* Start Excerpted data *

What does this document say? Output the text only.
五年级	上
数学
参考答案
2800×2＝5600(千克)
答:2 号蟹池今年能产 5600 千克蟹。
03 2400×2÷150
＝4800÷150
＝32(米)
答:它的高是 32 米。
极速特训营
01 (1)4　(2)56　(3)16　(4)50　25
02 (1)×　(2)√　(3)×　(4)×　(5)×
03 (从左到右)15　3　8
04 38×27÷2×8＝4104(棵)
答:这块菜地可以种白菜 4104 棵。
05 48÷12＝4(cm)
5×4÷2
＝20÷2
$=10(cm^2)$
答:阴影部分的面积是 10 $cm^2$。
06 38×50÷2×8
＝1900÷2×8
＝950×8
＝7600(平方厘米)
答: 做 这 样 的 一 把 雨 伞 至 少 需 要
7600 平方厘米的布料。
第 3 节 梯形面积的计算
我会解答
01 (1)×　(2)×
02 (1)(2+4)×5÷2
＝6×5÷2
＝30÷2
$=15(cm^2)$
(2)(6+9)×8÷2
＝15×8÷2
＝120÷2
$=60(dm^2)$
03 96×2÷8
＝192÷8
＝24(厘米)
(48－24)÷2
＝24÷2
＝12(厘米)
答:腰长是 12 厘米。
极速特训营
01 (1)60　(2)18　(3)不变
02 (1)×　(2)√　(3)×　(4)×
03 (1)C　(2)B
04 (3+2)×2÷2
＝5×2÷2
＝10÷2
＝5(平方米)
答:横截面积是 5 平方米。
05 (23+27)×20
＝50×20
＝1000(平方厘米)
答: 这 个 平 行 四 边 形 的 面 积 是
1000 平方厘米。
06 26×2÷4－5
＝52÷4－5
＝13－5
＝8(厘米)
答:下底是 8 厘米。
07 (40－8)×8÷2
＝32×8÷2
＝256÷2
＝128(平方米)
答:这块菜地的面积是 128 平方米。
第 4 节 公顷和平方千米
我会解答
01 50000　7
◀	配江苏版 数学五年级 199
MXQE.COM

* End Excerpted data *

Write out the records shown above, exactly as they appear.

▸ Right answer:
What does this document say? Output the text only.
五年级	上
数学
参考答案
2800×2＝5600(千克)
答:2 号蟹池今年能产 5600 千克蟹。
03 2400×2÷150
＝4800÷150
＝32(米)
答:它的高是 32 米。
极速特训营
01 (1)4　(2)56　(3)16　(4)50　25
02 (1)×　(2)√　(3)×　(4)×　(5)×
03 (从左到右)15　3　8
04 38×27÷2×8＝4104(棵)
答:这块菜地可以种白菜 4104 棵。
05 48÷12＝4(cm)
5×4÷2
＝20÷2
$=10(cm^2)$
答:阴影部分的面积是 10 $cm^2$。
06 38×50÷2×8
＝1900÷2×8
＝950×8
＝7600(平方厘米)
答: 做 这 样 的 一 把 雨 伞 至 少 需 要
7600 平方厘米的布料。
第 3 节 梯形面积的计算
我会解答
01 (1)×　(2)×
02 (1)(2+4)×5÷2
＝6×5÷2
＝30÷2
$=15(cm^2)$
(2)(6+9)×8÷2
＝15×8÷2
＝120÷2
$=60(dm^2)$
03 96×2÷8
＝192÷8
＝24(厘米)
(48－24)÷2
＝24÷2
＝12(厘米)
答:腰长是 12 厘米。
极速特训营
01 (1)60　(2)18　(3)不变
02 (1)×　(2)√　(3)×　(4)×
03 (1)C　(2)B
04 (3+2)×2÷2
＝5×2÷2
＝10÷2
＝5(平方米)
答:横截面积是 5 平方米。
05 (23+27)×20
＝50×20
＝1000(平方厘米)
答: 这 个 平 行 四 边 形 的 面 积 是
1000 平方厘米。
06 26×2÷4－5
＝52÷4－5
＝13－5
＝8(厘米)
答:下底是 8 厘米。
07 (40－8)×8÷2
＝32×8÷2
＝256÷2
＝128(平方米)
答:这块菜地的面积是 128 平方米。
第 4 节 公顷和平方千米
我会解答
01 50000　7
◀	配江苏版 数学五年级 199
MXQE.COM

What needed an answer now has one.